▸ **Aim**
Search the data below for the word "structured" and copy each line that holds it.

▸ **Data rows**
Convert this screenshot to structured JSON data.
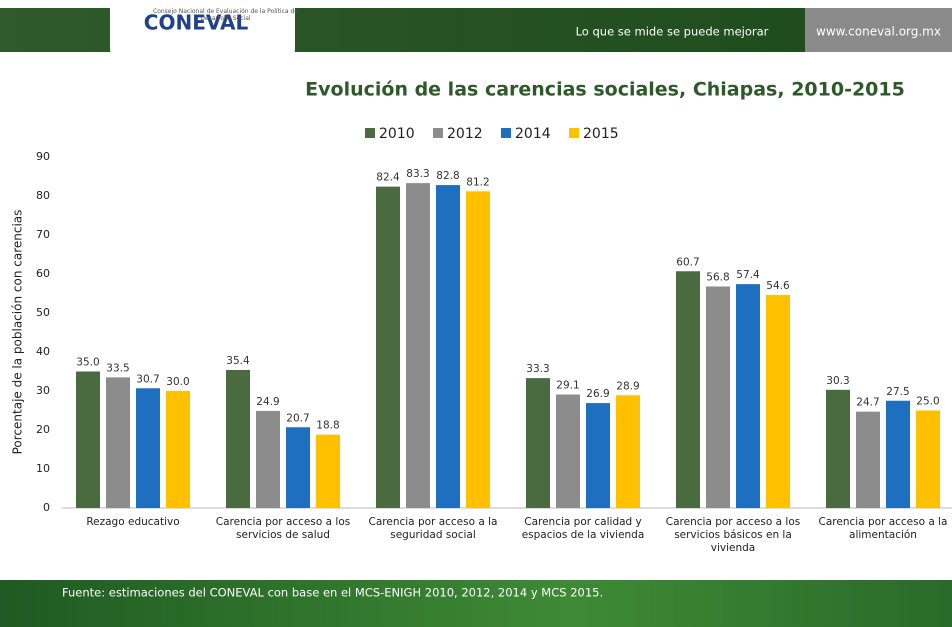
{
  "header": {
    "logo": "CONEVAL",
    "logo_subtitle": "Consejo Nacional de Evaluación de la Política de Desarrollo Social",
    "slogan": "Lo que se mide se puede mejorar",
    "url": "www.coneval.org.mx"
  },
  "chart_data": {
    "type": "bar",
    "title": "Evolución de las carencias sociales, Chiapas, 2010-2015",
    "ylabel": "Porcentaje de la población con carencias",
    "categories": [
      "Rezago educativo",
      "Carencia por acceso a los servicios de salud",
      "Carencia por acceso a la seguridad social",
      "Carencia por calidad y espacios de la vivienda",
      "Carencia por acceso a los servicios básicos en la vivienda",
      "Carencia por acceso a la alimentación"
    ],
    "series": [
      {
        "name": "2010",
        "color": "#4a6b3f",
        "values": [
          35.0,
          35.4,
          82.4,
          33.3,
          60.7,
          30.3
        ],
        "value_labels": [
          "35.0",
          "35.4",
          "82.4",
          "33.3",
          "60.7",
          "30.3"
        ]
      },
      {
        "name": "2012",
        "color": "#8c8c8c",
        "values": [
          33.5,
          24.9,
          83.3,
          29.1,
          56.8,
          24.7
        ],
        "value_labels": [
          "33.5",
          "24.9",
          "83.3",
          "29.1",
          "56.8",
          "24.7"
        ]
      },
      {
        "name": "2014",
        "color": "#1f6fc1",
        "values": [
          30.7,
          20.7,
          82.8,
          26.9,
          57.4,
          27.5
        ],
        "value_labels": [
          "30.7",
          "20.7",
          "82.8",
          "26.9",
          "57.4",
          "27.5"
        ]
      },
      {
        "name": "2015",
        "color": "#ffc000",
        "values": [
          30.0,
          18.8,
          81.2,
          28.9,
          54.6,
          25.0
        ],
        "value_labels": [
          "30.0",
          "18.8",
          "81.2",
          "28.9",
          "54.6",
          "25.0"
        ]
      }
    ],
    "ylim": [
      0,
      90
    ],
    "yticks": [
      0,
      10,
      20,
      30,
      40,
      50,
      60,
      70,
      80,
      90
    ],
    "grid": false,
    "legend": "top"
  },
  "footer": {
    "source": "Fuente: estimaciones del CONEVAL con base en el MCS-ENIGH 2010, 2012, 2014 y MCS 2015."
  }
}
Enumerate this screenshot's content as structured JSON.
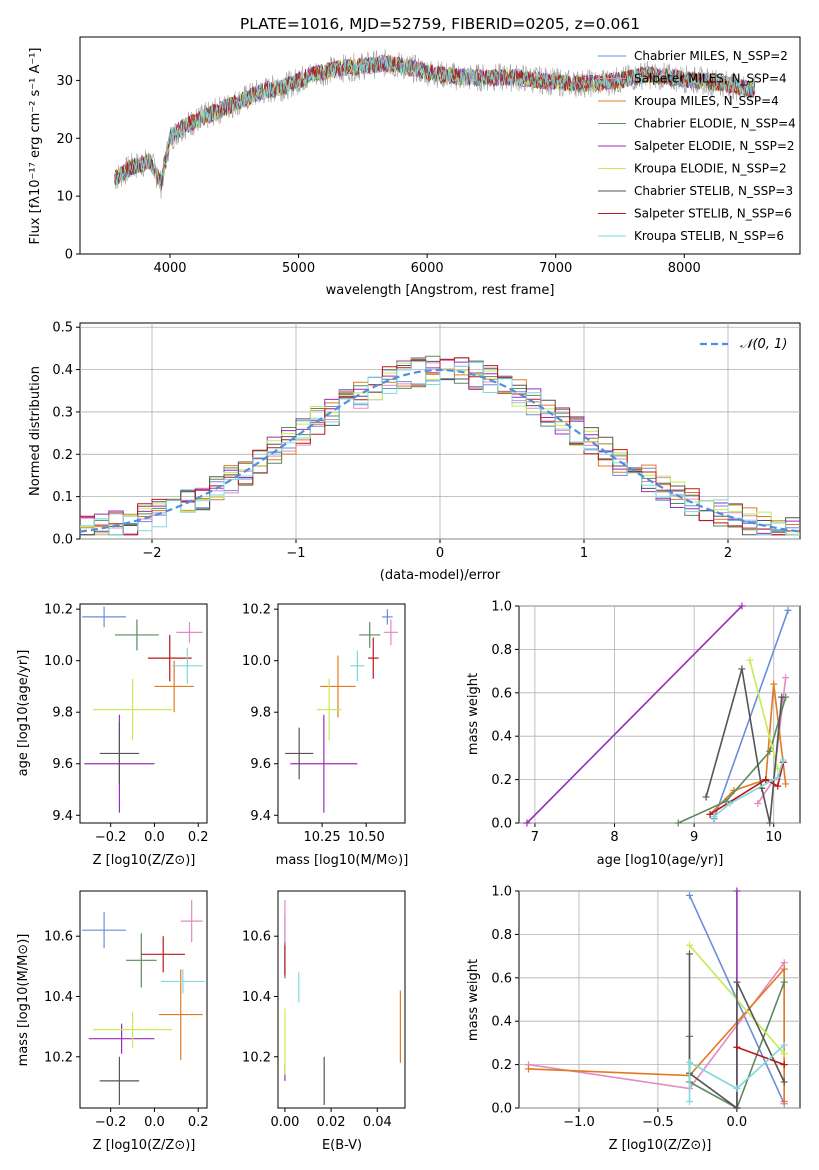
{
  "figure_title": "PLATE=1016, MJD=52759, FIBERID=0205, z=0.061",
  "colors": {
    "Chabrier MILES": "#6a8fd8",
    "Salpeter MILES": "#e48ac2",
    "Kroupa MILES": "#e07a22",
    "Chabrier ELODIE": "#5b8a5b",
    "Salpeter ELODIE": "#9b2fb5",
    "Kroupa ELODIE": "#c7ea55",
    "Chabrier STELIB": "#555555",
    "Salpeter STELIB": "#b81818",
    "Kroupa STELIB": "#7fd9dd",
    "data": "#a0a0a0",
    "gaussian": "#4d8fe0"
  },
  "chart_data": [
    {
      "id": "spectrum",
      "type": "line",
      "title": "PLATE=1016, MJD=52759, FIBERID=0205, z=0.061",
      "xlabel": "wavelength [Angstrom, rest frame]",
      "ylabel": "Flux [fλ10⁻¹⁷ erg cm⁻² s⁻¹ A⁻¹]",
      "xlim": [
        3300,
        8900
      ],
      "ylim": [
        0,
        37.5
      ],
      "xticks": [
        "4000",
        "5000",
        "6000",
        "7000",
        "8000"
      ],
      "yticks": [
        "0",
        "10",
        "20",
        "30"
      ],
      "legend_position": "top-right",
      "legend": [
        "Chabrier MILES, N_SSP=2",
        "Salpeter MILES, N_SSP=4",
        "Kroupa MILES, N_SSP=4",
        "Chabrier ELODIE, N_SSP=4",
        "Salpeter ELODIE, N_SSP=2",
        "Kroupa ELODIE, N_SSP=2",
        "Chabrier STELIB, N_SSP=3",
        "Salpeter STELIB, N_SSP=6",
        "Kroupa STELIB, N_SSP=6"
      ],
      "continuum_x": [
        3570,
        3700,
        3850,
        3930,
        4000,
        4100,
        4300,
        4500,
        4700,
        4900,
        5100,
        5300,
        5500,
        5700,
        5900,
        6100,
        6300,
        6500,
        6700,
        6900,
        7100,
        7300,
        7500,
        7700,
        7900,
        8100,
        8300,
        8500
      ],
      "continuum_y": [
        13,
        15,
        16,
        12,
        20,
        22,
        24,
        26,
        28,
        29,
        31,
        32,
        32.5,
        33,
        32,
        31,
        30.5,
        30.5,
        30.5,
        30,
        29.5,
        29.5,
        30,
        31,
        30.5,
        30,
        29.5,
        28.5
      ]
    },
    {
      "id": "residuals",
      "type": "line",
      "xlabel": "(data-model)/error",
      "ylabel": "Normed distribution",
      "xlim": [
        -2.5,
        2.5
      ],
      "ylim": [
        0,
        0.51
      ],
      "xticks": [
        "−2",
        "−1",
        "0",
        "1",
        "2"
      ],
      "yticks": [
        "0.0",
        "0.1",
        "0.2",
        "0.3",
        "0.4",
        "0.5"
      ],
      "grid": true,
      "legend_position": "top-right",
      "legend": [
        "𝒩(0, 1)"
      ],
      "gaussian": {
        "mean": 0,
        "sigma": 1
      }
    },
    {
      "id": "z_vs_age",
      "type": "scatter",
      "xlabel": "Z [log10(Z/Z⊙)]",
      "ylabel": "age  [log10(age/yr)]",
      "xlim": [
        -0.34,
        0.24
      ],
      "ylim": [
        9.37,
        10.22
      ],
      "xticks": [
        "−0.2",
        "0.0",
        "0.2"
      ],
      "yticks": [
        "9.4",
        "9.6",
        "9.8",
        "10.0",
        "10.2"
      ],
      "points": [
        {
          "model": "Chabrier MILES",
          "x": -0.23,
          "xerr": 0.1,
          "y": 10.17,
          "yerr": 0.04
        },
        {
          "model": "Salpeter MILES",
          "x": 0.16,
          "xerr": 0.06,
          "y": 10.11,
          "yerr": 0.04
        },
        {
          "model": "Kroupa MILES",
          "x": 0.09,
          "xerr": 0.09,
          "y": 9.9,
          "yerr": 0.1
        },
        {
          "model": "Chabrier ELODIE",
          "x": -0.08,
          "xerr": 0.1,
          "y": 10.1,
          "yerr": 0.06
        },
        {
          "model": "Salpeter ELODIE",
          "x": -0.16,
          "xerr": 0.16,
          "y": 9.6,
          "yerr": 0.19
        },
        {
          "model": "Kroupa ELODIE",
          "x": -0.1,
          "xerr": 0.18,
          "y": 9.81,
          "yerr": 0.12
        },
        {
          "model": "Chabrier STELIB",
          "x": -0.16,
          "xerr": 0.09,
          "y": 9.64,
          "yerr": 0.12
        },
        {
          "model": "Salpeter STELIB",
          "x": 0.07,
          "xerr": 0.1,
          "y": 10.01,
          "yerr": 0.09
        },
        {
          "model": "Kroupa STELIB",
          "x": 0.15,
          "xerr": 0.07,
          "y": 9.98,
          "yerr": 0.07
        }
      ]
    },
    {
      "id": "mass_vs_age",
      "type": "scatter",
      "xlabel": "mass [log10(M/M⊙)]",
      "xlim": [
        10.0,
        10.72
      ],
      "ylim": [
        9.37,
        10.22
      ],
      "xticks": [
        "10.25",
        "10.50"
      ],
      "yticks": [
        "9.4",
        "9.6",
        "9.8",
        "10.0",
        "10.2"
      ],
      "points": [
        {
          "model": "Chabrier MILES",
          "x": 10.62,
          "xerr": 0.03,
          "y": 10.17,
          "yerr": 0.03
        },
        {
          "model": "Salpeter MILES",
          "x": 10.64,
          "xerr": 0.04,
          "y": 10.11,
          "yerr": 0.05
        },
        {
          "model": "Kroupa MILES",
          "x": 10.34,
          "xerr": 0.1,
          "y": 9.9,
          "yerr": 0.12
        },
        {
          "model": "Chabrier ELODIE",
          "x": 10.52,
          "xerr": 0.06,
          "y": 10.1,
          "yerr": 0.05
        },
        {
          "model": "Salpeter ELODIE",
          "x": 10.26,
          "xerr": 0.19,
          "y": 9.6,
          "yerr": 0.19
        },
        {
          "model": "Kroupa ELODIE",
          "x": 10.29,
          "xerr": 0.07,
          "y": 9.81,
          "yerr": 0.12
        },
        {
          "model": "Chabrier STELIB",
          "x": 10.12,
          "xerr": 0.08,
          "y": 9.64,
          "yerr": 0.1
        },
        {
          "model": "Salpeter STELIB",
          "x": 10.54,
          "xerr": 0.03,
          "y": 10.01,
          "yerr": 0.08
        },
        {
          "model": "Kroupa STELIB",
          "x": 10.45,
          "xerr": 0.04,
          "y": 9.98,
          "yerr": 0.06
        }
      ]
    },
    {
      "id": "weight_vs_age",
      "type": "line",
      "xlabel": "age  [log10(age/yr)]",
      "ylabel": "mass weight",
      "xlim": [
        6.8,
        10.33
      ],
      "ylim": [
        0,
        1
      ],
      "xticks": [
        "7",
        "8",
        "9",
        "10"
      ],
      "yticks": [
        "0.0",
        "0.2",
        "0.4",
        "0.6",
        "0.8",
        "1.0"
      ],
      "grid": true,
      "series": [
        {
          "model": "Chabrier MILES",
          "x": [
            9.25,
            10.18
          ],
          "y": [
            0.02,
            0.98
          ]
        },
        {
          "model": "Salpeter MILES",
          "x": [
            9.8,
            10.0,
            10.15
          ],
          "y": [
            0.09,
            0.2,
            0.67
          ]
        },
        {
          "model": "Kroupa MILES",
          "x": [
            9.2,
            9.5,
            9.9,
            10.0,
            10.15
          ],
          "y": [
            0.04,
            0.15,
            0.2,
            0.64,
            0.18
          ]
        },
        {
          "model": "Chabrier ELODIE",
          "x": [
            8.8,
            9.4,
            9.95,
            10.15
          ],
          "y": [
            0.0,
            0.1,
            0.33,
            0.58
          ]
        },
        {
          "model": "Salpeter ELODIE",
          "x": [
            6.9,
            9.6
          ],
          "y": [
            0.0,
            1.0
          ]
        },
        {
          "model": "Kroupa ELODIE",
          "x": [
            9.7,
            10.05
          ],
          "y": [
            0.75,
            0.25
          ]
        },
        {
          "model": "Chabrier STELIB",
          "x": [
            9.15,
            9.6,
            9.85,
            9.95,
            10.1
          ],
          "y": [
            0.12,
            0.71,
            0.16,
            0.0,
            0.58
          ]
        },
        {
          "model": "Salpeter STELIB",
          "x": [
            9.2,
            9.9,
            10.05,
            10.12
          ],
          "y": [
            0.04,
            0.2,
            0.17,
            0.28
          ]
        },
        {
          "model": "Kroupa STELIB",
          "x": [
            9.25,
            9.45,
            10.05,
            10.12
          ],
          "y": [
            0.03,
            0.09,
            0.21,
            0.29
          ]
        }
      ]
    },
    {
      "id": "z_vs_mass",
      "type": "scatter",
      "xlabel": "Z [log10(Z/Z⊙)]",
      "ylabel": "mass [log10(M/M⊙)]",
      "xlim": [
        -0.34,
        0.24
      ],
      "ylim": [
        10.03,
        10.75
      ],
      "xticks": [
        "−0.2",
        "0.0",
        "0.2"
      ],
      "yticks": [
        "10.2",
        "10.4",
        "10.6"
      ],
      "points": [
        {
          "model": "Chabrier MILES",
          "x": -0.23,
          "xerr": 0.1,
          "y": 10.62,
          "yerr": 0.06
        },
        {
          "model": "Salpeter MILES",
          "x": 0.17,
          "xerr": 0.05,
          "y": 10.65,
          "yerr": 0.07
        },
        {
          "model": "Kroupa MILES",
          "x": 0.12,
          "xerr": 0.1,
          "y": 10.34,
          "yerr": 0.15
        },
        {
          "model": "Chabrier ELODIE",
          "x": -0.06,
          "xerr": 0.07,
          "y": 10.52,
          "yerr": 0.09
        },
        {
          "model": "Salpeter ELODIE",
          "x": -0.15,
          "xerr": 0.15,
          "y": 10.26,
          "yerr": 0.05
        },
        {
          "model": "Kroupa ELODIE",
          "x": -0.1,
          "xerr": 0.18,
          "y": 10.29,
          "yerr": 0.06
        },
        {
          "model": "Chabrier STELIB",
          "x": -0.16,
          "xerr": 0.09,
          "y": 10.12,
          "yerr": 0.08
        },
        {
          "model": "Salpeter STELIB",
          "x": 0.04,
          "xerr": 0.1,
          "y": 10.54,
          "yerr": 0.06
        },
        {
          "model": "Kroupa STELIB",
          "x": 0.13,
          "xerr": 0.1,
          "y": 10.45,
          "yerr": 0.04
        }
      ]
    },
    {
      "id": "ebv_vs_mass",
      "type": "scatter",
      "xlabel": "E(B-V)",
      "xlim": [
        -0.003,
        0.052
      ],
      "ylim": [
        10.03,
        10.75
      ],
      "xticks": [
        "0.00",
        "0.02",
        "0.04"
      ],
      "yticks": [
        "10.2",
        "10.4",
        "10.6"
      ],
      "points": [
        {
          "model": "Chabrier MILES",
          "x": 0.0,
          "xerr": 0,
          "y": 10.62,
          "yerr": 0.05
        },
        {
          "model": "Salpeter MILES",
          "x": 0.0,
          "xerr": 0,
          "y": 10.65,
          "yerr": 0.07
        },
        {
          "model": "Kroupa MILES",
          "x": 0.05,
          "xerr": 0,
          "y": 10.3,
          "yerr": 0.12
        },
        {
          "model": "Chabrier ELODIE",
          "x": 0.0,
          "xerr": 0,
          "y": 10.52,
          "yerr": 0.06
        },
        {
          "model": "Salpeter ELODIE",
          "x": 0.0,
          "xerr": 0,
          "y": 10.15,
          "yerr": 0.03
        },
        {
          "model": "Kroupa ELODIE",
          "x": 0.0,
          "xerr": 0,
          "y": 10.25,
          "yerr": 0.11
        },
        {
          "model": "Chabrier STELIB",
          "x": 0.017,
          "xerr": 0,
          "y": 10.12,
          "yerr": 0.08
        },
        {
          "model": "Salpeter STELIB",
          "x": 0.0,
          "xerr": 0,
          "y": 10.52,
          "yerr": 0.05
        },
        {
          "model": "Kroupa STELIB",
          "x": 0.006,
          "xerr": 0,
          "y": 10.43,
          "yerr": 0.05
        }
      ]
    },
    {
      "id": "weight_vs_z",
      "type": "line",
      "xlabel": "Z [log10(Z/Z⊙)]",
      "ylabel": "mass weight",
      "xlim": [
        -1.38,
        0.4
      ],
      "ylim": [
        0,
        1
      ],
      "xticks": [
        "−1.0",
        "−0.5",
        "0.0"
      ],
      "yticks": [
        "0.0",
        "0.2",
        "0.4",
        "0.6",
        "0.8",
        "1.0"
      ],
      "grid": true,
      "series": [
        {
          "model": "Chabrier MILES",
          "x": [
            -0.3,
            0.3
          ],
          "y": [
            0.98,
            0.02
          ]
        },
        {
          "model": "Salpeter MILES",
          "x": [
            -1.32,
            -0.3,
            0.3,
            0.3
          ],
          "y": [
            0.2,
            0.09,
            0.67,
            0.02
          ]
        },
        {
          "model": "Kroupa MILES",
          "x": [
            -1.32,
            -0.3,
            0.3,
            0.3
          ],
          "y": [
            0.18,
            0.15,
            0.64,
            0.03
          ]
        },
        {
          "model": "Chabrier ELODIE",
          "x": [
            -0.3,
            -0.3,
            0.0,
            0.3
          ],
          "y": [
            0.33,
            0.12,
            0.0,
            0.58
          ]
        },
        {
          "model": "Salpeter ELODIE",
          "x": [
            0.0,
            0.0
          ],
          "y": [
            0.0,
            1.0
          ]
        },
        {
          "model": "Kroupa ELODIE",
          "x": [
            -0.3,
            0.3
          ],
          "y": [
            0.75,
            0.25
          ]
        },
        {
          "model": "Chabrier STELIB",
          "x": [
            -0.3,
            -0.3,
            0.0,
            0.0,
            0.3
          ],
          "y": [
            0.71,
            0.16,
            0.0,
            0.58,
            0.12
          ]
        },
        {
          "model": "Salpeter STELIB",
          "x": [
            0.0,
            0.3
          ],
          "y": [
            0.28,
            0.2
          ]
        },
        {
          "model": "Kroupa STELIB",
          "x": [
            -0.3,
            -0.3,
            0.0,
            0.3
          ],
          "y": [
            0.03,
            0.21,
            0.09,
            0.29
          ]
        }
      ]
    }
  ]
}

▸ **Response to this exercise**
Convert this screenshot to structured JSON data.
Enumerate this screenshot's content as structured JSON.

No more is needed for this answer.